(Task objective): Tally up how many lines in the listing below contain the string "text", and give only the total.

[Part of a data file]
·····

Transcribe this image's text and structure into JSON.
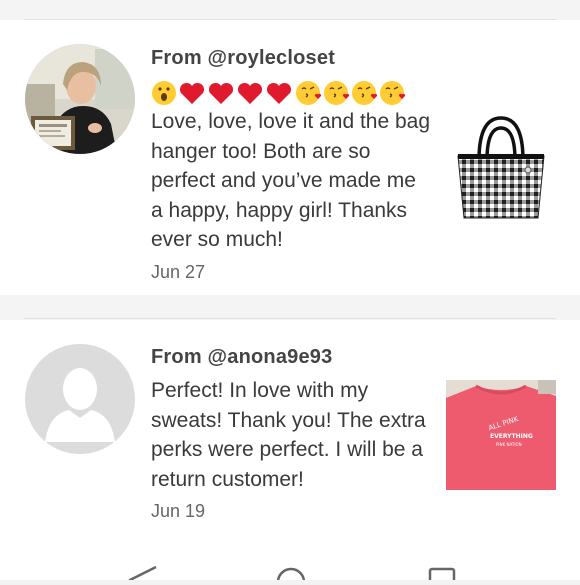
{
  "reviews": [
    {
      "from": "From @roylecloset",
      "emojis": "😮❤️❤️❤️❤️😘😘😘😘",
      "text": "Love, love, love it and the bag hanger too! Both are so perfect and you’ve made me a happy, happy girl! Thanks ever so much!",
      "date": "Jun 27",
      "avatar_icon": "profile-photo",
      "thumbnail_icon": "gingham-tote-bag"
    },
    {
      "from": "From @anona9e93",
      "text": "Perfect! In love with my sweats! Thank you! The extra perks were perfect. I will be a return customer!",
      "date": "Jun 19",
      "avatar_icon": "default-user-icon",
      "thumbnail_icon": "pink-sweatshirt",
      "thumbnail_print": {
        "line1": "ALL PINK",
        "line2": "EVERYTHING",
        "line3": "PINK NATION"
      }
    }
  ],
  "navbar": {
    "back_icon": "back-triangle-icon",
    "home_icon": "home-circle-icon",
    "recents_icon": "recents-square-icon"
  },
  "colors": {
    "background": "#f4f4f4",
    "card": "#ffffff",
    "text": "#3a3a3a",
    "date": "#666666",
    "heart": "#e0192d",
    "sweatshirt": "#ee5a6e"
  }
}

·····

(Output of the exercise): 4